>> START Input

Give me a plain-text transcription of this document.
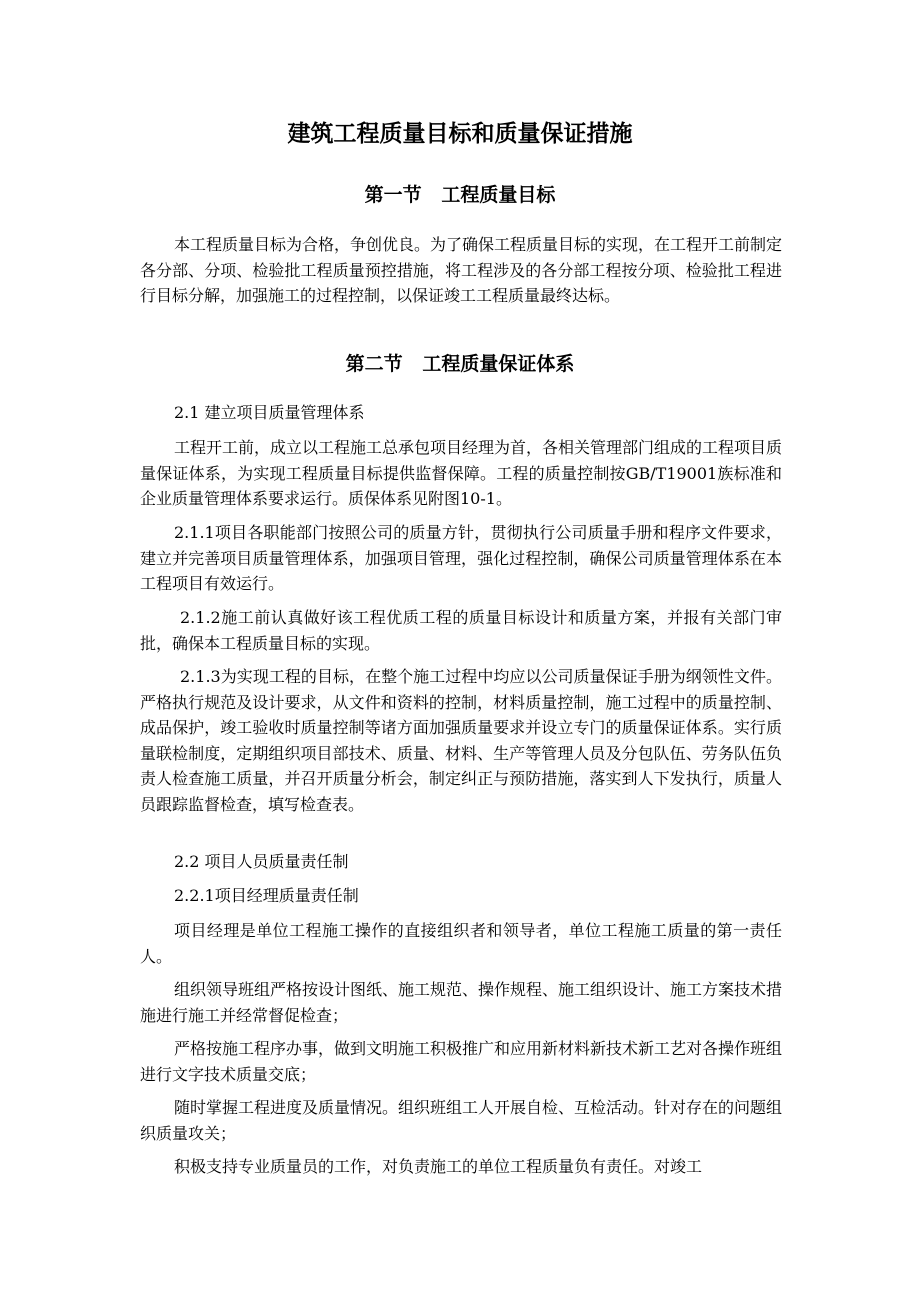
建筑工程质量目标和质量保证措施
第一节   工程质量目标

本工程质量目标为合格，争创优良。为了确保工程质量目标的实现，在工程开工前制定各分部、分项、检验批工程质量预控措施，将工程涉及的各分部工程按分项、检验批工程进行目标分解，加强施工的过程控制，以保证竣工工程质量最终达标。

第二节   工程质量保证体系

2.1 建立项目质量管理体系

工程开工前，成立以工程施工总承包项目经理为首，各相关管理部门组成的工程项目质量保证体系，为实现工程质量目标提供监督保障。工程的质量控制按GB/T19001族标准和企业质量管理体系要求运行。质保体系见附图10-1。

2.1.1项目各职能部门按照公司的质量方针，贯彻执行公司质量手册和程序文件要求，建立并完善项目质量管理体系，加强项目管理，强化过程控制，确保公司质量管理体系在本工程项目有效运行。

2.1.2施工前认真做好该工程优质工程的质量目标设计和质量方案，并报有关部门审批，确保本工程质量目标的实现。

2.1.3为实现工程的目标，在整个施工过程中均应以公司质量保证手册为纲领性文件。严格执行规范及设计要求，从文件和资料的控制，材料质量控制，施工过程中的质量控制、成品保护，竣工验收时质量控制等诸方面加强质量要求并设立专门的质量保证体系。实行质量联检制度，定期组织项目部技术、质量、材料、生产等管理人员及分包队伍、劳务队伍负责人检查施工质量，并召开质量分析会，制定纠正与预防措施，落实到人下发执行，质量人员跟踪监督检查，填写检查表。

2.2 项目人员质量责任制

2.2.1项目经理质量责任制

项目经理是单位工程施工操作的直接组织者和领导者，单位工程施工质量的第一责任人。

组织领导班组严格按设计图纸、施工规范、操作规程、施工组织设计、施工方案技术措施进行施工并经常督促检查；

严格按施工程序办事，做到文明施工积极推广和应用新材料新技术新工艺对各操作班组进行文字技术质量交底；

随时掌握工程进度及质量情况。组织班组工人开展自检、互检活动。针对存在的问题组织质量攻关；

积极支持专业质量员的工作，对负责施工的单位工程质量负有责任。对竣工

>> END Input

## Stated task
Copy out every line of the material above exactly, skipping the pictures.

## Complete response
Give me a plain-text transcription of this document.
建筑工程质量目标和质量保证措施
第一节   工程质量目标

本工程质量目标为合格，争创优良。为了确保工程质量目标的实现，在工程开工前制定各分部、分项、检验批工程质量预控措施，将工程涉及的各分部工程按分项、检验批工程进行目标分解，加强施工的过程控制，以保证竣工工程质量最终达标。

第二节   工程质量保证体系

2.1 建立项目质量管理体系

工程开工前，成立以工程施工总承包项目经理为首，各相关管理部门组成的工程项目质量保证体系，为实现工程质量目标提供监督保障。工程的质量控制按GB/T19001族标准和企业质量管理体系要求运行。质保体系见附图10-1。

2.1.1项目各职能部门按照公司的质量方针，贯彻执行公司质量手册和程序文件要求，建立并完善项目质量管理体系，加强项目管理，强化过程控制，确保公司质量管理体系在本工程项目有效运行。

2.1.2施工前认真做好该工程优质工程的质量目标设计和质量方案，并报有关部门审批，确保本工程质量目标的实现。

2.1.3为实现工程的目标，在整个施工过程中均应以公司质量保证手册为纲领性文件。严格执行规范及设计要求，从文件和资料的控制，材料质量控制，施工过程中的质量控制、成品保护，竣工验收时质量控制等诸方面加强质量要求并设立专门的质量保证体系。实行质量联检制度，定期组织项目部技术、质量、材料、生产等管理人员及分包队伍、劳务队伍负责人检查施工质量，并召开质量分析会，制定纠正与预防措施，落实到人下发执行，质量人员跟踪监督检查，填写检查表。

2.2 项目人员质量责任制

2.2.1项目经理质量责任制

项目经理是单位工程施工操作的直接组织者和领导者，单位工程施工质量的第一责任人。

组织领导班组严格按设计图纸、施工规范、操作规程、施工组织设计、施工方案技术措施进行施工并经常督促检查；

严格按施工程序办事，做到文明施工积极推广和应用新材料新技术新工艺对各操作班组进行文字技术质量交底；

随时掌握工程进度及质量情况。组织班组工人开展自检、互检活动。针对存在的问题组织质量攻关；

积极支持专业质量员的工作，对负责施工的单位工程质量负有责任。对竣工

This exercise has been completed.